• [ЗАДАНИЕ 1]
Ответьте по фрагменту страницы на три вопроса:
(a) В каком году была поездка в Поповку?
(b) Как зовут школьного приятеля, с которым ездили в Поповку?
(c) Через сколько минут после того, как мину положили на огонь, произошел взрыв?

• [ФРАГМЕНТ СТРАНИЦЫ]
○ ○ ○ ○

Остывшие следы : Записки литератора
Шрифт:
В пятьдесят первом, перед самым уходом на армейскую службу поехали мы в Поповку с одним школьным приятелем, суровым на вид пареньком, ставшим мастером спорта по боксу еще в девятом классе, которого взрослые люди нанимали драться рукопашно, сводить счеты с врагами и соперниками, за что впоследствии получит тюремный срок, человеком весьма задумчивым, книгочеем, сделавшим в юности ставку на физическую силу, а на лагерных нарах перешедшим как бы в другую веру — веру интеллектуального поиска правды. В окрестностях Поповки траншеи, окопы и щели к тому времени подзаросли, «боезапас», не убранный минерами, ушел в землю, замаскировался. И вот находим мы с Юрой Игнатьевым огромную мину от полкового или еще какого (дивизионного?) немецкого миномета, похожую по своему стабилизаторному оперению на авиабомбу. Разводим костерок, причем не в блиндаже, не в воронке, а на крыше заросшей землянки, то есть — на возвышенности. И кладем свою бомбу на огонь. А сами отходим всего лишь на
Рвануло минут через сорок, когда прогорели бревна и занялся толь, выстилавший землянку изнутри. И все это время лежали мы, боясь пошевелиться, ждали. А я упивался мнимой властью над человеком, который однажды разбил мне губы прямым правым в школьной раздевалке, — так мы познакомились, так подсознательно зародилось во мне желание достигнуть над этим человеком превосходства, если не в боксе, то еще в чем-то, неважно в чем.

○ ○ ○ ○

• [ИСХОДНЫЕ МАТЕРИАЛЫ]
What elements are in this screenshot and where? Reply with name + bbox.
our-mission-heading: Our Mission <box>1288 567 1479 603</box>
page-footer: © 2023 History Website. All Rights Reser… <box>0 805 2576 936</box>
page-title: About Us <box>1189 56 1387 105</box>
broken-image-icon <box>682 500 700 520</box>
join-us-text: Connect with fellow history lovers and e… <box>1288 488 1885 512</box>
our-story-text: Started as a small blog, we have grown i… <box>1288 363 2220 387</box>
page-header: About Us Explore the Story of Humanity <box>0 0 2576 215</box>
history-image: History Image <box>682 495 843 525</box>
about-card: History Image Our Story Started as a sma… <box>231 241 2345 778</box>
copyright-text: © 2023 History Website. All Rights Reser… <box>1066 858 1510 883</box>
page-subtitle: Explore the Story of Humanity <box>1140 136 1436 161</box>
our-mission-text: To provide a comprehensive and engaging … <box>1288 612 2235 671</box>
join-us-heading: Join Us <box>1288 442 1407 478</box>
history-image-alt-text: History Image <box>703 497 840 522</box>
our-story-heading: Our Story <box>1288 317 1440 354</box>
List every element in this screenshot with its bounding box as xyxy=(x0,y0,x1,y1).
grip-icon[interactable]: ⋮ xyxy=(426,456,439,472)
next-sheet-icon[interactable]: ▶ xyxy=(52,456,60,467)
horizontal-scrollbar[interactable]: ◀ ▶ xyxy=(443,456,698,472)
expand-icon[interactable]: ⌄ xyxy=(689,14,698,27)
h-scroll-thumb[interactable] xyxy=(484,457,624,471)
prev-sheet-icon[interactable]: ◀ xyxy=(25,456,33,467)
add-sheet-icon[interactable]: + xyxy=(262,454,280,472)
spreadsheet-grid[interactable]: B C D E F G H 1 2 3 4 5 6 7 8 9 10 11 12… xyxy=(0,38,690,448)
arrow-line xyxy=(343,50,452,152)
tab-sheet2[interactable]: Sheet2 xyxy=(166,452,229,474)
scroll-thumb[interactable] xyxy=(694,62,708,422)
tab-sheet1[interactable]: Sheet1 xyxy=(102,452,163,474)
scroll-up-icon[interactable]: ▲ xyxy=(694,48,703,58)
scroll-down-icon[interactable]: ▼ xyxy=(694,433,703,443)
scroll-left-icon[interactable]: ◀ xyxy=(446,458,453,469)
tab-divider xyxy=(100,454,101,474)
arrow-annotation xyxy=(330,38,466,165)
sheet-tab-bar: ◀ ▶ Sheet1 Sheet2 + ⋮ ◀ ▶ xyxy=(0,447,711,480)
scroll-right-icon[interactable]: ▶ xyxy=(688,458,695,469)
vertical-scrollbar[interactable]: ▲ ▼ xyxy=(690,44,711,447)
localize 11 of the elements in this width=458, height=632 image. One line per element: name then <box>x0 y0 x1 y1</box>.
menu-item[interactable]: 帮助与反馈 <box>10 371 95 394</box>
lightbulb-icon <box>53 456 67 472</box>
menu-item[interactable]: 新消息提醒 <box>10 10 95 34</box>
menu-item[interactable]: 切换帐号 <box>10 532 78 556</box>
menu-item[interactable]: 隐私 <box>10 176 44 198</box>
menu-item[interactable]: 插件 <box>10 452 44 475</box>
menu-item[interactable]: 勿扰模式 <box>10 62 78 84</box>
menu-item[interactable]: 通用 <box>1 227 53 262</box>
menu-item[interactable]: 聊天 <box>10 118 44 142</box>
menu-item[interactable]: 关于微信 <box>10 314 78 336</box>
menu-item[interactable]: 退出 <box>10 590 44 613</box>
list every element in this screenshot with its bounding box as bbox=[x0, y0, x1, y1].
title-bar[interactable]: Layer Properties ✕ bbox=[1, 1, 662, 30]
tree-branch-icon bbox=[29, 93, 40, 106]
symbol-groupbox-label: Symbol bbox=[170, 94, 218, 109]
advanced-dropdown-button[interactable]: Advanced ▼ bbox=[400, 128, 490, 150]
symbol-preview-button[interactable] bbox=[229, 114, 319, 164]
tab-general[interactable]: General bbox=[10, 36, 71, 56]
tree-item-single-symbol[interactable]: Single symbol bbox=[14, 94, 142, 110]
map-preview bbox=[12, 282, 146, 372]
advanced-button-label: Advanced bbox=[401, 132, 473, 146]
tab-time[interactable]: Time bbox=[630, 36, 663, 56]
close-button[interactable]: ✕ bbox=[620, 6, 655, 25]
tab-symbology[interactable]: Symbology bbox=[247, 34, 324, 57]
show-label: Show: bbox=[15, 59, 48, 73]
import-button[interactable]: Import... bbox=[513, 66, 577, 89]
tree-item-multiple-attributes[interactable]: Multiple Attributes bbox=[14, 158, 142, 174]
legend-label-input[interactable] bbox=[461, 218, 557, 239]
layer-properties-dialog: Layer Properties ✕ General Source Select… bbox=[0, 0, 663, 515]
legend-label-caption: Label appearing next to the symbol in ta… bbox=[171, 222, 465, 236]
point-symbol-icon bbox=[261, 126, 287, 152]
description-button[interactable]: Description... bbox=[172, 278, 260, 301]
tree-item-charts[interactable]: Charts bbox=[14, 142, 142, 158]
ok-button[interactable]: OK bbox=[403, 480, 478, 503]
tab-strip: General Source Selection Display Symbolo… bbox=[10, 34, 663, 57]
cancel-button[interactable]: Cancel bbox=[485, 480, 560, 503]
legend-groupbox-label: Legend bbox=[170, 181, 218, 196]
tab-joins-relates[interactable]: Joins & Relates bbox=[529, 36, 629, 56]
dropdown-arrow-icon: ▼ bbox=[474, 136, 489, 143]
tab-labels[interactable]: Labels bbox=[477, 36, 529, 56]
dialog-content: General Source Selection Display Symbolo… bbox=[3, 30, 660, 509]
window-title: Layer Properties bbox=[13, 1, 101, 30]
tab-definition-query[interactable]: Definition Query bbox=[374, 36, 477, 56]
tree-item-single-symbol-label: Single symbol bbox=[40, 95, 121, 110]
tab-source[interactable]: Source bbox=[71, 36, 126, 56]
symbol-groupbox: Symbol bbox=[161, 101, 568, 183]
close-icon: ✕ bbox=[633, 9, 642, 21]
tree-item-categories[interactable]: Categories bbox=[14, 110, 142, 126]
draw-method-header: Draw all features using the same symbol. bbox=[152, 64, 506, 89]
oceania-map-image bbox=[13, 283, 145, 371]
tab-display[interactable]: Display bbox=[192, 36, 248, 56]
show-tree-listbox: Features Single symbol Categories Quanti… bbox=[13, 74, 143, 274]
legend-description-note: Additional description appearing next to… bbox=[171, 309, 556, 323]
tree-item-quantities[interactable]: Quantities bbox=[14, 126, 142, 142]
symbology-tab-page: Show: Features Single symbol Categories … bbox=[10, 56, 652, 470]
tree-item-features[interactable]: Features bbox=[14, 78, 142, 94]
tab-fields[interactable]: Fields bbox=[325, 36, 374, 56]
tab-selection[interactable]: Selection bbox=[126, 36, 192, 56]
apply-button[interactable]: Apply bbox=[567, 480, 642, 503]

○ ○ ○ ○

• [ЗАДАНИЕ 2] В записях от самого начала до строки с «history-image: History Image» включительно замените «About Us» на «Our Team», не меняя ничего другого, и приведите только эти строки.

• [ПОЛНОЕ РЕШЕНИЕ 1]
(a) В пятьдесят первом.
(b) Юра Игнатьев.
(c) Минут через сорок.

• [ПОЛНОЕ РЕШЕНИЕ 2]
What elements are in this screenshot and where? Reply with name + bbox.
our-mission-heading: Our Mission <box>1288 567 1479 603</box>
page-footer: © 2023 History Website. All Rights Reser… <box>0 805 2576 936</box>
page-title: Our Team <box>1189 56 1387 105</box>
broken-image-icon <box>682 500 700 520</box>
join-us-text: Connect with fellow history lovers and e… <box>1288 488 1885 512</box>
our-story-text: Started as a small blog, we have grown i… <box>1288 363 2220 387</box>
page-header: Our Team Explore the Story of Humanity <box>0 0 2576 215</box>
history-image: History Image <box>682 495 843 525</box>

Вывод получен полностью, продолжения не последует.